What you need to do:
Give the data again, word for word.

Dataset records:
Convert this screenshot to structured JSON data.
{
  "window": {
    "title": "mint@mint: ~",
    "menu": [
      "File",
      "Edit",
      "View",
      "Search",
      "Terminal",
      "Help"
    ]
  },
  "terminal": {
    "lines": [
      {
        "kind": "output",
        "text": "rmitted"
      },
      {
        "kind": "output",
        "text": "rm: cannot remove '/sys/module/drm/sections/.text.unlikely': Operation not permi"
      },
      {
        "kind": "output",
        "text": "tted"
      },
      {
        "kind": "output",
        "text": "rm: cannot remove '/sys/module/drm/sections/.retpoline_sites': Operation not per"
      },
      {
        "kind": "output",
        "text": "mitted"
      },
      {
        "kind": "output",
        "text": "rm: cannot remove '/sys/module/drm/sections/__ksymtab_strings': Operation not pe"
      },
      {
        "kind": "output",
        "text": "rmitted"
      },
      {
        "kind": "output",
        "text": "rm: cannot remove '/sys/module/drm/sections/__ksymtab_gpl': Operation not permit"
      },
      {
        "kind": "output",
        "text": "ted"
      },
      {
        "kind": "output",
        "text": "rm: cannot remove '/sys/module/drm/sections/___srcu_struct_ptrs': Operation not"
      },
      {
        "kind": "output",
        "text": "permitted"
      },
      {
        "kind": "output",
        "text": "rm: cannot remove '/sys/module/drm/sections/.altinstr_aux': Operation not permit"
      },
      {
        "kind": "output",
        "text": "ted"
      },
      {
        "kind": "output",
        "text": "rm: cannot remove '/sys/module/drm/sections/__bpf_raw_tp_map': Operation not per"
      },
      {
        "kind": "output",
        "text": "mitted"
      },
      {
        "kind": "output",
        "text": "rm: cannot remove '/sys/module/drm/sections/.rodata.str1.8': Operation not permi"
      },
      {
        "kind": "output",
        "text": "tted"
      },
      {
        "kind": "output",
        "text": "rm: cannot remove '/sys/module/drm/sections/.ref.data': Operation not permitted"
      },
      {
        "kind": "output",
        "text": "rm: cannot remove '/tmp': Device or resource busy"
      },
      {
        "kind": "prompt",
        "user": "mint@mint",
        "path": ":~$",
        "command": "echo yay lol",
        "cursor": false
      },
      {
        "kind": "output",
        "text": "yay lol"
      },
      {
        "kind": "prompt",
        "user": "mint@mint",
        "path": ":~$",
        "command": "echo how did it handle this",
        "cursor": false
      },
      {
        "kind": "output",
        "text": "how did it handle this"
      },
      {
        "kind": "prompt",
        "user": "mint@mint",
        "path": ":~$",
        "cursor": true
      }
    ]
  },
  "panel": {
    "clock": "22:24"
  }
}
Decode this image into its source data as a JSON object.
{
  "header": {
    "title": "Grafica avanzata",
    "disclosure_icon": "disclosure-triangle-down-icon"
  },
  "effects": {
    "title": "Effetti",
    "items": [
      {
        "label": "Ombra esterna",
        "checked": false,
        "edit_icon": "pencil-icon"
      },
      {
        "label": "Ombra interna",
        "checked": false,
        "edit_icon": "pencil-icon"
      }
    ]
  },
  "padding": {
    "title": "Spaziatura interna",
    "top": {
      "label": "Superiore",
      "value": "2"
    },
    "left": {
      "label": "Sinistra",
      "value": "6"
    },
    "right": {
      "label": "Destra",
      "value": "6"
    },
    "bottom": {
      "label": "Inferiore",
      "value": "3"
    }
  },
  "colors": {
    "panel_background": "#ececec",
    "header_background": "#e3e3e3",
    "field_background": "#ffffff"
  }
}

Written solution:
Convert this screenshot to structured JSON data.
{
  "window": {
    "title": "mint@mint: ~",
    "menu": [
      "File",
      "Edit",
      "View",
      "Search",
      "Terminal",
      "Help"
    ]
  },
  "terminal": {
    "lines": [
      {
        "kind": "output",
        "text": "rmitted"
      },
      {
        "kind": "output",
        "text": "rm: cannot remove '/sys/module/drm/sections/.text.unlikely': Operation not permi"
      },
      {
        "kind": "output",
        "text": "tted"
      },
      {
        "kind": "output",
        "text": "rm: cannot remove '/sys/module/drm/sections/.retpoline_sites': Operation not per"
      },
      {
        "kind": "output",
        "text": "mitted"
      },
      {
        "kind": "output",
        "text": "rm: cannot remove '/sys/module/drm/sections/__ksymtab_strings': Operation not pe"
      },
      {
        "kind": "output",
        "text": "rmitted"
      },
      {
        "kind": "output",
        "text": "rm: cannot remove '/sys/module/drm/sections/__ksymtab_gpl': Operation not permit"
      },
      {
        "kind": "output",
        "text": "ted"
      },
      {
        "kind": "output",
        "text": "rm: cannot remove '/sys/module/drm/sections/___srcu_struct_ptrs': Operation not"
      },
      {
        "kind": "output",
        "text": "permitted"
      },
      {
        "kind": "output",
        "text": "rm: cannot remove '/sys/module/drm/sections/.altinstr_aux': Operation not permit"
      },
      {
        "kind": "output",
        "text": "ted"
      },
      {
        "kind": "output",
        "text": "rm: cannot remove '/sys/module/drm/sections/__bpf_raw_tp_map': Operation not per"
      },
      {
        "kind": "output",
        "text": "mitted"
      },
      {
        "kind": "output",
        "text": "rm: cannot remove '/sys/module/drm/sections/.rodata.str1.8': Operation not permi"
      },
      {
        "kind": "output",
        "text": "tted"
      },
      {
        "kind": "output",
        "text": "rm: cannot remove '/sys/module/drm/sections/.ref.data': Operation not permitted"
      },
      {
        "kind": "output",
        "text": "rm: cannot remove '/tmp': Device or resource busy"
      },
      {
        "kind": "prompt",
        "user": "mint@mint",
        "path": ":~$",
        "command": "echo yay lol",
        "cursor": false
      },
      {
        "kind": "output",
        "text": "yay lol"
      },
      {
        "kind": "prompt",
        "user": "mint@mint",
        "path": ":~$",
        "command": "echo how did it handle this",
        "cursor": false
      },
      {
        "kind": "output",
        "text": "how did it handle this"
      },
      {
        "kind": "prompt",
        "user": "mint@mint",
        "path": ":~$",
        "cursor": true
      }
    ]
  },
  "panel": {
    "clock": "22:24"
  }
}
Decode this image into its source data as a JSON object.
{
  "header": {
    "title": "Grafica avanzata",
    "disclosure_icon": "disclosure-triangle-down-icon"
  },
  "effects": {
    "title": "Effetti",
    "items": [
      {
        "label": "Ombra esterna",
        "checked": false,
        "edit_icon": "pencil-icon"
      },
      {
        "label": "Ombra interna",
        "checked": false,
        "edit_icon": "pencil-icon"
      }
    ]
  },
  "padding": {
    "title": "Spaziatura interna",
    "top": {
      "label": "Superiore",
      "value": "2"
    },
    "left": {
      "label": "Sinistra",
      "value": "6"
    },
    "right": {
      "label": "Destra",
      "value": "6"
    },
    "bottom": {
      "label": "Inferiore",
      "value": "3"
    }
  },
  "colors": {
    "panel_background": "#ececec",
    "header_background": "#e3e3e3",
    "field_background": "#ffffff"
  }
}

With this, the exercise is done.